• [REQUEST]
Search the data below for "Scoping"; list each line that holds it.

Extracted data entries
★ ★ ★ ★ ★

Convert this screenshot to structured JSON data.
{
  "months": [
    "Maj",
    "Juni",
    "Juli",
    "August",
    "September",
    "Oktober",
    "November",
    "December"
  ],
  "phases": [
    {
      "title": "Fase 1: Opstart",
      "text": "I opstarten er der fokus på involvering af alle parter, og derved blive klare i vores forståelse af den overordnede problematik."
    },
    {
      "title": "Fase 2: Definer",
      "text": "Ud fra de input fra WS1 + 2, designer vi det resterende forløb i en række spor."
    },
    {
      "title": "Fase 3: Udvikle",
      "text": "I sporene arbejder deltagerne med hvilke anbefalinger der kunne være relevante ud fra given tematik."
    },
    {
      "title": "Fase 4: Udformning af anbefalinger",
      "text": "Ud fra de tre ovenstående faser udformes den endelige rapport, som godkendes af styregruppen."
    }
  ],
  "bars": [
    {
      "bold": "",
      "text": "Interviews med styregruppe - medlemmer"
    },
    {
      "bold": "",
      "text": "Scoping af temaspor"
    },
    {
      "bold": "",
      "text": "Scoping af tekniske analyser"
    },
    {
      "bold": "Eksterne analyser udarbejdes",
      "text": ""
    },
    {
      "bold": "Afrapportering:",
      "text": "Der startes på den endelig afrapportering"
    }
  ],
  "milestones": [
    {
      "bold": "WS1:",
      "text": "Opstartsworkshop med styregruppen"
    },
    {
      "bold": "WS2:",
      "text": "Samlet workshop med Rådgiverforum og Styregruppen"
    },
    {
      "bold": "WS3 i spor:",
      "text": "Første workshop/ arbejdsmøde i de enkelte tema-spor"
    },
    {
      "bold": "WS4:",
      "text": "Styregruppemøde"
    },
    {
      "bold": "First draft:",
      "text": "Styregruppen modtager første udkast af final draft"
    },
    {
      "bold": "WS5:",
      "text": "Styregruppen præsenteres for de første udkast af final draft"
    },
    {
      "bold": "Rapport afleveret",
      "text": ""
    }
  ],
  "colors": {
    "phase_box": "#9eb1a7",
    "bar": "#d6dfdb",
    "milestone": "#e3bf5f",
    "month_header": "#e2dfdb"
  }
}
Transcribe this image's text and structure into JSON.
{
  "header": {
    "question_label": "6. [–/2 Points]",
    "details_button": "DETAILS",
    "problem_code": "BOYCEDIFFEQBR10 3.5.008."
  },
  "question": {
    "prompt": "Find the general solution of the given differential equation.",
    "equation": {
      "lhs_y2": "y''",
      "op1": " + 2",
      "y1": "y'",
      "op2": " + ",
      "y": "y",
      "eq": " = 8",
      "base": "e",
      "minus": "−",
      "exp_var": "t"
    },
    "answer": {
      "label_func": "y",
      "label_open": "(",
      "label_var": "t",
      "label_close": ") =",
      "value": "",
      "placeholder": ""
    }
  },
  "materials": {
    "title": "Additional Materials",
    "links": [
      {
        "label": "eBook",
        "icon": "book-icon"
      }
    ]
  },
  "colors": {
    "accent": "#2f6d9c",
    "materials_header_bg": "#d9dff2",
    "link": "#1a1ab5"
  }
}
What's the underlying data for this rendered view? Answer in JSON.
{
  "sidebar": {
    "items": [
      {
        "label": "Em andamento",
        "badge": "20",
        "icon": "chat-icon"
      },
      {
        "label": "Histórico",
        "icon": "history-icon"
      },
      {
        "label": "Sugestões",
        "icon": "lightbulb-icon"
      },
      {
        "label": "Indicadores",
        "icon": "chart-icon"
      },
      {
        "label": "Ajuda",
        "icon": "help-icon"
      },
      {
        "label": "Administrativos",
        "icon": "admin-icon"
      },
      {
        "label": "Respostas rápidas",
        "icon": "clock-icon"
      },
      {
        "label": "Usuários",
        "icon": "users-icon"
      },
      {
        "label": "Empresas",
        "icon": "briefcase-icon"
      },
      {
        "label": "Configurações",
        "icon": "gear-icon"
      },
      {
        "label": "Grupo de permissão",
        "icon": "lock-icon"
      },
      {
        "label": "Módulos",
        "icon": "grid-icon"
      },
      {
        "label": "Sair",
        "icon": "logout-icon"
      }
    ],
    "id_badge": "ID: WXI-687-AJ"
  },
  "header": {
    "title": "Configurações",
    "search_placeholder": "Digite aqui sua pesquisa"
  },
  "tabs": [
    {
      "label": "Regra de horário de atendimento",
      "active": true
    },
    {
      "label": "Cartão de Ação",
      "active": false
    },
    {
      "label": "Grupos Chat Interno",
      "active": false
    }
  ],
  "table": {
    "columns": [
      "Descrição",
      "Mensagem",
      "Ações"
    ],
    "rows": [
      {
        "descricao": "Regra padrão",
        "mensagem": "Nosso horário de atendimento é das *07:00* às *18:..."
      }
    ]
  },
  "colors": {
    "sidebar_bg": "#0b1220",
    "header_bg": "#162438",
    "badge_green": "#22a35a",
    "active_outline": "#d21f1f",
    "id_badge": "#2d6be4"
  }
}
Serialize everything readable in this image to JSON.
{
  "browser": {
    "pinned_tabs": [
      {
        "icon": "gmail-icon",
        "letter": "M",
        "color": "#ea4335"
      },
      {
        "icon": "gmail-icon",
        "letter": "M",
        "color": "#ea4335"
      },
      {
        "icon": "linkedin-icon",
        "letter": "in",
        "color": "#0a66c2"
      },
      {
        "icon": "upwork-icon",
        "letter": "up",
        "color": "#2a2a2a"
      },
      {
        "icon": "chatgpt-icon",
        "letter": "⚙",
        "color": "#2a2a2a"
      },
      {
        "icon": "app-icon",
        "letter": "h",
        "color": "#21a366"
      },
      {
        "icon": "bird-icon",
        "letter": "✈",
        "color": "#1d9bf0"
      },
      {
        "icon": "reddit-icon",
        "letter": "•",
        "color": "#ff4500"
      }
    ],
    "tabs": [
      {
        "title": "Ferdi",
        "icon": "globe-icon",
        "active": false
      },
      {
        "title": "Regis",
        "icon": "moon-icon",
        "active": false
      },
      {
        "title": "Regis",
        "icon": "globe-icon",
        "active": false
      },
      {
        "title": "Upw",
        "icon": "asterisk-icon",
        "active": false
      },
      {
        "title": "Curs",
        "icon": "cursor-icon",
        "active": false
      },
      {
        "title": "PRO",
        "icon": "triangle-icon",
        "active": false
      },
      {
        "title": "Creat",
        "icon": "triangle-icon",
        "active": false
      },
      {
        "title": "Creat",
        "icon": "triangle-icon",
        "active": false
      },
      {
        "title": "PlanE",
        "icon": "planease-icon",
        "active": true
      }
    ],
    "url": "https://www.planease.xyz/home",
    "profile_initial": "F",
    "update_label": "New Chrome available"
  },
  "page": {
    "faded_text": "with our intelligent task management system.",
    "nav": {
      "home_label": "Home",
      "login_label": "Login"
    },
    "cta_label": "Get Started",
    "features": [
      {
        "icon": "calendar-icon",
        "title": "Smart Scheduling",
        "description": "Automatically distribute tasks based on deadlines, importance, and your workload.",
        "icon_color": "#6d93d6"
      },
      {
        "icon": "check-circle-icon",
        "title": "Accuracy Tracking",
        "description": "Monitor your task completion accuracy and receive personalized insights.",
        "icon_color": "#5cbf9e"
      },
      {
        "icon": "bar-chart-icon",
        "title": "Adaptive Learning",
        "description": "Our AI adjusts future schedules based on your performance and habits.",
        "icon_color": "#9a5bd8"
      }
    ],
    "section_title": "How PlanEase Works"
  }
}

★ ★ ★ ★ ★

• [EXPECTED ANSWER]
      "text": "Scoping af temaspor"
      "text": "Scoping af tekniske analyser"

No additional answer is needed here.